Extracted data entries:
------------
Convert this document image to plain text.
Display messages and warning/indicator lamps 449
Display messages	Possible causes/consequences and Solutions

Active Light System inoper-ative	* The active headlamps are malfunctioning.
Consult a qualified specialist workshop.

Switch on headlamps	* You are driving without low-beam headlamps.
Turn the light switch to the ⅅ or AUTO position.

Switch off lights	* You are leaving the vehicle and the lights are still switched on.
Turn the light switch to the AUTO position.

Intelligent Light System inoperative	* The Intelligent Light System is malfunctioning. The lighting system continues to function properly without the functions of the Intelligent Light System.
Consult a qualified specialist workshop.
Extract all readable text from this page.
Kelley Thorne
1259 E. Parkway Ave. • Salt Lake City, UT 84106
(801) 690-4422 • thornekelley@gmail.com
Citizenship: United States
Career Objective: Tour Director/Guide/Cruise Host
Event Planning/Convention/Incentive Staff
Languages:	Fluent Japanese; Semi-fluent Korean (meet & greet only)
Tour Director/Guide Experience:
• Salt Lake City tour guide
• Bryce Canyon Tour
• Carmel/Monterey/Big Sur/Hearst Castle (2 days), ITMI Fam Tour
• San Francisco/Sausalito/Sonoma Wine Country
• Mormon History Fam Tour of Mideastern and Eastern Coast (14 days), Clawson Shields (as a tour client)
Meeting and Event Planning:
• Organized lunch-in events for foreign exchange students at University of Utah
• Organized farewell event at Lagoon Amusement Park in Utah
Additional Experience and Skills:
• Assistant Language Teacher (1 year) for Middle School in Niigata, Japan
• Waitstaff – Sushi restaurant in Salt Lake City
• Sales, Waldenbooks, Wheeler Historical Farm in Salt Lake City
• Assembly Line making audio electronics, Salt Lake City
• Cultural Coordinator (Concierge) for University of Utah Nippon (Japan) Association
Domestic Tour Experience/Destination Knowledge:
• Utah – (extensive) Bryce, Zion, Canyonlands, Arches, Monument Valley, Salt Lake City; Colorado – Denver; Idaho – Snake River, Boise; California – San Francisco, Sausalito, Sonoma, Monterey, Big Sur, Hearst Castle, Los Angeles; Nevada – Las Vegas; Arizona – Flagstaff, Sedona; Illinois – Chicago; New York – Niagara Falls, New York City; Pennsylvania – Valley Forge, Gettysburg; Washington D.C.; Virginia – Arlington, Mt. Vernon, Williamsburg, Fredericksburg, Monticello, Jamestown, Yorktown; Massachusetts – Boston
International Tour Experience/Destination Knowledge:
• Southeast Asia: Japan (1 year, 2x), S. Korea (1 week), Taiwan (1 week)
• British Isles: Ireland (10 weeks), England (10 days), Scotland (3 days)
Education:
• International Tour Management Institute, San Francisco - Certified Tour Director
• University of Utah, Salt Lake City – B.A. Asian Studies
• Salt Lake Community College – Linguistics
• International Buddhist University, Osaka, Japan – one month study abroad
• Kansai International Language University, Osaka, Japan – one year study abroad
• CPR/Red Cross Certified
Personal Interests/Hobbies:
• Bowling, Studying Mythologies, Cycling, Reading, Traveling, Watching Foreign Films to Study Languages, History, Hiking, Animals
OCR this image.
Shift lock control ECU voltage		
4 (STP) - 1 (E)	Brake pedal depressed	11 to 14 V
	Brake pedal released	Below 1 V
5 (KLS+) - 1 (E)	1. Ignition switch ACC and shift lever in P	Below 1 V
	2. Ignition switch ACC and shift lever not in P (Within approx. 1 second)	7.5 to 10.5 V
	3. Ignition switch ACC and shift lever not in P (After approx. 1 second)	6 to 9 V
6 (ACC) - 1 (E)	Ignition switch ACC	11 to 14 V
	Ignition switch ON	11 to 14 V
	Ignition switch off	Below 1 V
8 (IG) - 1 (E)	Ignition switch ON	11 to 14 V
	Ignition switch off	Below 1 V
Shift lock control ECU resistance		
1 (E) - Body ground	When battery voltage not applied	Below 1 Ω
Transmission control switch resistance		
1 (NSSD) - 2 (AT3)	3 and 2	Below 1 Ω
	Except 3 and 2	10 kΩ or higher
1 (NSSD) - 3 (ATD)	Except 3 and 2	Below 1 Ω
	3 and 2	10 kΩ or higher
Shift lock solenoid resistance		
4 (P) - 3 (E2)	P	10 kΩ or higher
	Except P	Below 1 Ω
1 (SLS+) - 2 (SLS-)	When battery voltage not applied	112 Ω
------------
** Written task **
Give back the whole listing, word for word.

** Exercise response **
Convert this document image to plain text.
Display messages and warning/indicator lamps 449
Display messages	Possible causes/consequences and Solutions

Active Light System inoper-ative	* The active headlamps are malfunctioning.
Consult a qualified specialist workshop.

Switch on headlamps	* You are driving without low-beam headlamps.
Turn the light switch to the ⅅ or AUTO position.

Switch off lights	* You are leaving the vehicle and the lights are still switched on.
Turn the light switch to the AUTO position.

Intelligent Light System inoperative	* The Intelligent Light System is malfunctioning. The lighting system continues to function properly without the functions of the Intelligent Light System.
Consult a qualified specialist workshop.
Extract all readable text from this page.
Kelley Thorne
1259 E. Parkway Ave. • Salt Lake City, UT 84106
(801) 690-4422 • thornekelley@gmail.com
Citizenship: United States
Career Objective: Tour Director/Guide/Cruise Host
Event Planning/Convention/Incentive Staff
Languages:	Fluent Japanese; Semi-fluent Korean (meet & greet only)
Tour Director/Guide Experience:
• Salt Lake City tour guide
• Bryce Canyon Tour
• Carmel/Monterey/Big Sur/Hearst Castle (2 days), ITMI Fam Tour
• San Francisco/Sausalito/Sonoma Wine Country
• Mormon History Fam Tour of Mideastern and Eastern Coast (14 days), Clawson Shields (as a tour client)
Meeting and Event Planning:
• Organized lunch-in events for foreign exchange students at University of Utah
• Organized farewell event at Lagoon Amusement Park in Utah
Additional Experience and Skills:
• Assistant Language Teacher (1 year) for Middle School in Niigata, Japan
• Waitstaff – Sushi restaurant in Salt Lake City
• Sales, Waldenbooks, Wheeler Historical Farm in Salt Lake City
• Assembly Line making audio electronics, Salt Lake City
• Cultural Coordinator (Concierge) for University of Utah Nippon (Japan) Association
Domestic Tour Experience/Destination Knowledge:
• Utah – (extensive) Bryce, Zion, Canyonlands, Arches, Monument Valley, Salt Lake City; Colorado – Denver; Idaho – Snake River, Boise; California – San Francisco, Sausalito, Sonoma, Monterey, Big Sur, Hearst Castle, Los Angeles; Nevada – Las Vegas; Arizona – Flagstaff, Sedona; Illinois – Chicago; New York – Niagara Falls, New York City; Pennsylvania – Valley Forge, Gettysburg; Washington D.C.; Virginia – Arlington, Mt. Vernon, Williamsburg, Fredericksburg, Monticello, Jamestown, Yorktown; Massachusetts – Boston
International Tour Experience/Destination Knowledge:
• Southeast Asia: Japan (1 year, 2x), S. Korea (1 week), Taiwan (1 week)
• British Isles: Ireland (10 weeks), England (10 days), Scotland (3 days)
Education:
• International Tour Management Institute, San Francisco - Certified Tour Director
• University of Utah, Salt Lake City – B.A. Asian Studies
• Salt Lake Community College – Linguistics
• International Buddhist University, Osaka, Japan – one month study abroad
• Kansai International Language University, Osaka, Japan – one year study abroad
• CPR/Red Cross Certified
Personal Interests/Hobbies:
• Bowling, Studying Mythologies, Cycling, Reading, Traveling, Watching Foreign Films to Study Languages, History, Hiking, Animals
OCR this image.
Shift lock control ECU voltage		
4 (STP) - 1 (E)	Brake pedal depressed	11 to 14 V
	Brake pedal released	Below 1 V
5 (KLS+) - 1 (E)	1. Ignition switch ACC and shift lever in P	Below 1 V
	2. Ignition switch ACC and shift lever not in P (Within approx. 1 second)	7.5 to 10.5 V
	3. Ignition switch ACC and shift lever not in P (After approx. 1 second)	6 to 9 V
6 (ACC) - 1 (E)	Ignition switch ACC	11 to 14 V
	Ignition switch ON	11 to 14 V
	Ignition switch off	Below 1 V
8 (IG) - 1 (E)	Ignition switch ON	11 to 14 V
	Ignition switch off	Below 1 V
Shift lock control ECU resistance		
1 (E) - Body ground	When battery voltage not applied	Below 1 Ω
Transmission control switch resistance		
1 (NSSD) - 2 (AT3)	3 and 2	Below 1 Ω
	Except 3 and 2	10 kΩ or higher
1 (NSSD) - 3 (ATD)	Except 3 and 2	Below 1 Ω
	3 and 2	10 kΩ or higher
Shift lock solenoid resistance		
4 (P) - 3 (E2)	P	10 kΩ or higher
	Except P	Below 1 Ω
1 (SLS+) - 2 (SLS-)	When battery voltage not applied	112 Ω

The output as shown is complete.